Pick out each line below containing "reception".
┏━━
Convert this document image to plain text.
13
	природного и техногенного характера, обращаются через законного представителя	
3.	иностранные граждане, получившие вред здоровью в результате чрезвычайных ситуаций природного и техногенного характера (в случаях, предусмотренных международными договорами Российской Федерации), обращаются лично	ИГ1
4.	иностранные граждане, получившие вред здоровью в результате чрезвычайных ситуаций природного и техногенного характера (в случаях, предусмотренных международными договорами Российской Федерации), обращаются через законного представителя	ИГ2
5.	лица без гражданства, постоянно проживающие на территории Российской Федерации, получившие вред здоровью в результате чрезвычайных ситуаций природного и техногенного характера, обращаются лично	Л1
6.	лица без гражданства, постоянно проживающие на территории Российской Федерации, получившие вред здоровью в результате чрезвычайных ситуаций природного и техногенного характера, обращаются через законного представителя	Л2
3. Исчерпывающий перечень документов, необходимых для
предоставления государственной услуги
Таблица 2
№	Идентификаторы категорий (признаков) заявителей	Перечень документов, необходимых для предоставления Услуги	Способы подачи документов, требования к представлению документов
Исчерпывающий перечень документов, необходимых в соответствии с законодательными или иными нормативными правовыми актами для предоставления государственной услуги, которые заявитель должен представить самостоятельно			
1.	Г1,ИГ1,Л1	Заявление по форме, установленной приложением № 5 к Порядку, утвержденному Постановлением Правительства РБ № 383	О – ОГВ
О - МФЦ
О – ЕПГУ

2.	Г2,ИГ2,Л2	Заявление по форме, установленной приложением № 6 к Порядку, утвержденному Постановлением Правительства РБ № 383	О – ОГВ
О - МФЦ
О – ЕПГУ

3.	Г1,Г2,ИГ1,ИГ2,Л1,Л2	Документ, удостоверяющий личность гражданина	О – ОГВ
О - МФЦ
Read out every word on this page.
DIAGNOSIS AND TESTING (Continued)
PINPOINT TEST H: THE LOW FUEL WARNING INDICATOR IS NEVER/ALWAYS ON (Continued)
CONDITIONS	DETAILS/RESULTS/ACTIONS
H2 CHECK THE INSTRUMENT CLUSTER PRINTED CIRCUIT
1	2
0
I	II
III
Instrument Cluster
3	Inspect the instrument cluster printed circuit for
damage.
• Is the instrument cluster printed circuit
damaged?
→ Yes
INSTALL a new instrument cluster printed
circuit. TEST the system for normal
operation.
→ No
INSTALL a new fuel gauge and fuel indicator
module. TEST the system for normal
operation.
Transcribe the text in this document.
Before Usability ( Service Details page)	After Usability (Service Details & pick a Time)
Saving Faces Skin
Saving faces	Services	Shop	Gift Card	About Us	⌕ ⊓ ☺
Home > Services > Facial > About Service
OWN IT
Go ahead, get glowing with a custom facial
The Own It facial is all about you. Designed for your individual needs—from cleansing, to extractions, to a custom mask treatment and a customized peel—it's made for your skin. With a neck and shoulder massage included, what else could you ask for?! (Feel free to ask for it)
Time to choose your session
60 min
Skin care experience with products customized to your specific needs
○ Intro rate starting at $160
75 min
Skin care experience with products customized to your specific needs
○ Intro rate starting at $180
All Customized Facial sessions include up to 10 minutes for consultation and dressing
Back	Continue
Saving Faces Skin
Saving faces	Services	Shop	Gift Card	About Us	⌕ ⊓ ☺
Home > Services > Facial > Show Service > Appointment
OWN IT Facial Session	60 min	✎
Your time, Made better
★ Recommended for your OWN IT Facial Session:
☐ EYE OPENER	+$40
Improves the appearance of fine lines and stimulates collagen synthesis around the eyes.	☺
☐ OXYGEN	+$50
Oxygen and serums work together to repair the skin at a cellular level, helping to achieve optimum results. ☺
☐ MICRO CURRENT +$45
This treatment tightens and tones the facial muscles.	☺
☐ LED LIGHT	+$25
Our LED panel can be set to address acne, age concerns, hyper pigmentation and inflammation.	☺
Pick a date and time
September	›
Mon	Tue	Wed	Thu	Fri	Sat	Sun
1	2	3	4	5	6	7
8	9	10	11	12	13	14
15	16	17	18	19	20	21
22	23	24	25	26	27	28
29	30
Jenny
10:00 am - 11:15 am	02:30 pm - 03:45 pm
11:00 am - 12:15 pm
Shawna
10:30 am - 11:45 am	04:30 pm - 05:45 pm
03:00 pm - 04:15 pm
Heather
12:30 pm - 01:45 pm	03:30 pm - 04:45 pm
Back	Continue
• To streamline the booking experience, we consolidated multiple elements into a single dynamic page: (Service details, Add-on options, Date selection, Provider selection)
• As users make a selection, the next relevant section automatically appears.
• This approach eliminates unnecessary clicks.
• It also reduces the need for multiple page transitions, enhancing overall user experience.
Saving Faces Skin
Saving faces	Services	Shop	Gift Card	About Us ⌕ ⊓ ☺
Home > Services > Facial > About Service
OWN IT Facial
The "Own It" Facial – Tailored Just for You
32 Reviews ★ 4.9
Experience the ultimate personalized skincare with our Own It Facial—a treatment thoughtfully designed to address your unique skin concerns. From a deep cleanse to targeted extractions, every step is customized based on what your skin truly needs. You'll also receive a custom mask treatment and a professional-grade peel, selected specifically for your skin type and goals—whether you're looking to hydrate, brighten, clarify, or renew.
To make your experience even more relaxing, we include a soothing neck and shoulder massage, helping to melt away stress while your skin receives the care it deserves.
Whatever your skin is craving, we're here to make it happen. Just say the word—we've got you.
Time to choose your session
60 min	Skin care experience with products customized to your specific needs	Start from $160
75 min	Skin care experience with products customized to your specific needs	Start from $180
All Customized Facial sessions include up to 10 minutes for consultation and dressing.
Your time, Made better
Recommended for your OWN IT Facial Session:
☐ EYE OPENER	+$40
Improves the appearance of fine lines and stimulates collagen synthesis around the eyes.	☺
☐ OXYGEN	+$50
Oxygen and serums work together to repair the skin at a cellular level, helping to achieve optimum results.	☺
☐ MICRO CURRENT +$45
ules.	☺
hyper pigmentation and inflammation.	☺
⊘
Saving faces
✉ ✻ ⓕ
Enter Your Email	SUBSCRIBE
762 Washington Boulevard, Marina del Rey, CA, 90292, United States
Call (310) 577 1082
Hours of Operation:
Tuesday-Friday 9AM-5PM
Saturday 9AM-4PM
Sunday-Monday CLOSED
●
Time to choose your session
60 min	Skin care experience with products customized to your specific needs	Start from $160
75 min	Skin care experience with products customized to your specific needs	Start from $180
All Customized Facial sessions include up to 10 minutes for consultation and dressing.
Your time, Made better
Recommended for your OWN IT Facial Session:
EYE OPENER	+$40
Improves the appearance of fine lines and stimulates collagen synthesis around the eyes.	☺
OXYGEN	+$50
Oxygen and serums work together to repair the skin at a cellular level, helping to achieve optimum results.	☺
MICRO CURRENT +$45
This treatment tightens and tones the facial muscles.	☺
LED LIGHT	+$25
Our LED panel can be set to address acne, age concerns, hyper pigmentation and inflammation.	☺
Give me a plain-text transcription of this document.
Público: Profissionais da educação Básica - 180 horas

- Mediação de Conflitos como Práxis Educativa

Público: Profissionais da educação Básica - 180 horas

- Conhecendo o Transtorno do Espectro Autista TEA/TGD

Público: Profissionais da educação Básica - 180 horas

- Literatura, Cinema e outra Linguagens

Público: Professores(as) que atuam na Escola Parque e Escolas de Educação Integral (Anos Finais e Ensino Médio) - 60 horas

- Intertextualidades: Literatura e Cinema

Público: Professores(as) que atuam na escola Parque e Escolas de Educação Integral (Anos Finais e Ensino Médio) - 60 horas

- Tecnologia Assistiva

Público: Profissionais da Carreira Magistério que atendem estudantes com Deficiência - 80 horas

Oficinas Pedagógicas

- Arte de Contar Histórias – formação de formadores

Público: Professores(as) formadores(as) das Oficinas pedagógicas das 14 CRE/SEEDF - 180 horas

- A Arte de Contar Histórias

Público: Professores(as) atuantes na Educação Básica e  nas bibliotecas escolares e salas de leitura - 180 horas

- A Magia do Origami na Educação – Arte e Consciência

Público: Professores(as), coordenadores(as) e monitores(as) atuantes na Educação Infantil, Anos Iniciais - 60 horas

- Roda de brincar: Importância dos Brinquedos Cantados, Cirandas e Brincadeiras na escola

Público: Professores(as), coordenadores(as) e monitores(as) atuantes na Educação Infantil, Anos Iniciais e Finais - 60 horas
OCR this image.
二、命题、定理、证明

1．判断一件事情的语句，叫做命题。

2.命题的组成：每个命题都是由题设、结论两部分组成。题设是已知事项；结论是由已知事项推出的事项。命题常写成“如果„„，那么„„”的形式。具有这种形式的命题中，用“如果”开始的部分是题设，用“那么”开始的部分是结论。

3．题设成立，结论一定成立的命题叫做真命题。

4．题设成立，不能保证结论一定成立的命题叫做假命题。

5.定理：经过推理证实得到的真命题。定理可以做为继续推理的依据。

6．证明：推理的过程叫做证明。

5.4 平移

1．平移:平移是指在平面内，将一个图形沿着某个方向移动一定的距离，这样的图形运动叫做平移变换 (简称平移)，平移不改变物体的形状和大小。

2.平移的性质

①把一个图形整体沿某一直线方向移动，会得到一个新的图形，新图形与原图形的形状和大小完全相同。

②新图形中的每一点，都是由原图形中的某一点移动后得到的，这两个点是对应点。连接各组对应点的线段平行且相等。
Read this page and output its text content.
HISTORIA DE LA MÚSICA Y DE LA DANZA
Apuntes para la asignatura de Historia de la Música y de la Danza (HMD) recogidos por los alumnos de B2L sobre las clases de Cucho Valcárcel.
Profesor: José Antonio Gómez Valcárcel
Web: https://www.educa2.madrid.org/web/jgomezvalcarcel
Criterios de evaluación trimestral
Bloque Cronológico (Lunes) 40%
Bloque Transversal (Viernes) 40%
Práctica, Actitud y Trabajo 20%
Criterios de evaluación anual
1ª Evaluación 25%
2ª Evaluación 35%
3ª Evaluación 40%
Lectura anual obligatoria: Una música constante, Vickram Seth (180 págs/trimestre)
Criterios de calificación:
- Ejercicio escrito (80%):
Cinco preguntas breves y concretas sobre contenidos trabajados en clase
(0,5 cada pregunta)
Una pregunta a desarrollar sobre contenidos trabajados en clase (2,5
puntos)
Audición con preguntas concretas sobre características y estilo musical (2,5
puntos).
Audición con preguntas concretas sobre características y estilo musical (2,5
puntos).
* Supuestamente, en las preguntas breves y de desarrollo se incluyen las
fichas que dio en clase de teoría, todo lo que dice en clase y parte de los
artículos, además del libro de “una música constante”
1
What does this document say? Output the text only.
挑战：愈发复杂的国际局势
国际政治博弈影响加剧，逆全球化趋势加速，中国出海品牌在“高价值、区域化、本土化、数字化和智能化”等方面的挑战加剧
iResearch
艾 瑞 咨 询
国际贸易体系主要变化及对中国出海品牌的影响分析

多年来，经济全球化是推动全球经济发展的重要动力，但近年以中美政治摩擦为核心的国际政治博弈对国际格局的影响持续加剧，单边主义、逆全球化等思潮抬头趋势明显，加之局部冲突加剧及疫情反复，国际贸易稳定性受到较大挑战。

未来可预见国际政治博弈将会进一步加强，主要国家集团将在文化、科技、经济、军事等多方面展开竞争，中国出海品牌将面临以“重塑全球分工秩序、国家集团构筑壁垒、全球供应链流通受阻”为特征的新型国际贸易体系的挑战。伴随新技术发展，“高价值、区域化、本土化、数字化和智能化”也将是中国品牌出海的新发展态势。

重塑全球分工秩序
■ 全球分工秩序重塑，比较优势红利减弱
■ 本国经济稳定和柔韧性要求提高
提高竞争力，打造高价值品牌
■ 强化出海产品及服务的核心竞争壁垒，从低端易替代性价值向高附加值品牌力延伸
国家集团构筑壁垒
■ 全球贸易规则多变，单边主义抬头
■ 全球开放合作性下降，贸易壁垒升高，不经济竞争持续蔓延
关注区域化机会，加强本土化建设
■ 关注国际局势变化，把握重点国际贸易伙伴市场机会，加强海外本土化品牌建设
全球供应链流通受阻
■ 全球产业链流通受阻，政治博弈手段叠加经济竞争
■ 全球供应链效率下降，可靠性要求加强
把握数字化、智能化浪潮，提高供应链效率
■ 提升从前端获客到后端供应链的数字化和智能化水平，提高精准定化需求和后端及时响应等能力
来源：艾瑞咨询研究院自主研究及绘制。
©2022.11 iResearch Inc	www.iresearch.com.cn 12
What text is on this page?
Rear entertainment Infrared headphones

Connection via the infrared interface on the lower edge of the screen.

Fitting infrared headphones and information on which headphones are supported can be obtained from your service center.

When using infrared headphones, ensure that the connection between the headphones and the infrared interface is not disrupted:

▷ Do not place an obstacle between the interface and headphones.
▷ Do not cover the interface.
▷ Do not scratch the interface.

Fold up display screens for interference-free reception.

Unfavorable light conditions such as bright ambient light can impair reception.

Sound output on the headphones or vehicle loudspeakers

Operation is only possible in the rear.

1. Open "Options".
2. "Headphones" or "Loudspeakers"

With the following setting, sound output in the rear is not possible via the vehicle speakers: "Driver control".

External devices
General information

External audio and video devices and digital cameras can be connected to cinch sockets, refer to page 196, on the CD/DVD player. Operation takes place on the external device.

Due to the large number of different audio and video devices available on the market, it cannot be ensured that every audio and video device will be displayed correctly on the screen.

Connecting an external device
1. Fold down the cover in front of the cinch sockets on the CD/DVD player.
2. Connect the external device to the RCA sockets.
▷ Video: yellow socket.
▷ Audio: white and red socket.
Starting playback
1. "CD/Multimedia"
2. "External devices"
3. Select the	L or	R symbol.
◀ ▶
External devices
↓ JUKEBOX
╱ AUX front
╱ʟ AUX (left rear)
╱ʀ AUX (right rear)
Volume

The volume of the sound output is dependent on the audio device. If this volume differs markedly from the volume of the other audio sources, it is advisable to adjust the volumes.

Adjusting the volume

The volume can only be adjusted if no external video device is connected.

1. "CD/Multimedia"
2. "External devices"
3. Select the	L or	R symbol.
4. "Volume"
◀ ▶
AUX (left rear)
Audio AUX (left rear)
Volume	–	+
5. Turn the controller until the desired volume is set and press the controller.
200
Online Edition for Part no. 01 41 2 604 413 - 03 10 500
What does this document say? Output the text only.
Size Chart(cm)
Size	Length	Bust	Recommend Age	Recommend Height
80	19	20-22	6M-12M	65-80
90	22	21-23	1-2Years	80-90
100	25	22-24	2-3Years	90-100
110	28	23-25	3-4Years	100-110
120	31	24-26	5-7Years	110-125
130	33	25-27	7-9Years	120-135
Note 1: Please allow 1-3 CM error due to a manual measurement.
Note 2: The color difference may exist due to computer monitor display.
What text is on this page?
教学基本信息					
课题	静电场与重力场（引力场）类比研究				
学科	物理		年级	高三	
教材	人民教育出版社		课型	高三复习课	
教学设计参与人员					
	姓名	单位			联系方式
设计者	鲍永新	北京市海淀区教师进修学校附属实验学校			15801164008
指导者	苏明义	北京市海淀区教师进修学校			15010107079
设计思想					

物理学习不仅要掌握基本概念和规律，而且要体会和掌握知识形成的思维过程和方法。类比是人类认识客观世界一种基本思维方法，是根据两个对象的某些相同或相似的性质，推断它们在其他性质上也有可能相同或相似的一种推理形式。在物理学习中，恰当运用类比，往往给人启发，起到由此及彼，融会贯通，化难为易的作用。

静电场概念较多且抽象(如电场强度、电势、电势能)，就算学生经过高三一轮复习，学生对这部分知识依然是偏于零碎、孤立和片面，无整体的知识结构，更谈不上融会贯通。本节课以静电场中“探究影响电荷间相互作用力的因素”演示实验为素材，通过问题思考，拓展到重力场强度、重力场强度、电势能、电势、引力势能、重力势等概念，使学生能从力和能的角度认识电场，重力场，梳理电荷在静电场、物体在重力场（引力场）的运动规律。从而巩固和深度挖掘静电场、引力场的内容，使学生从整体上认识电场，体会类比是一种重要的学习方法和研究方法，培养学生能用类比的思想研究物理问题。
┗━━
* Completed exercise *
Fold up display screens for interference-free reception.
Unfavorable light conditions such as bright ambient light can impair reception.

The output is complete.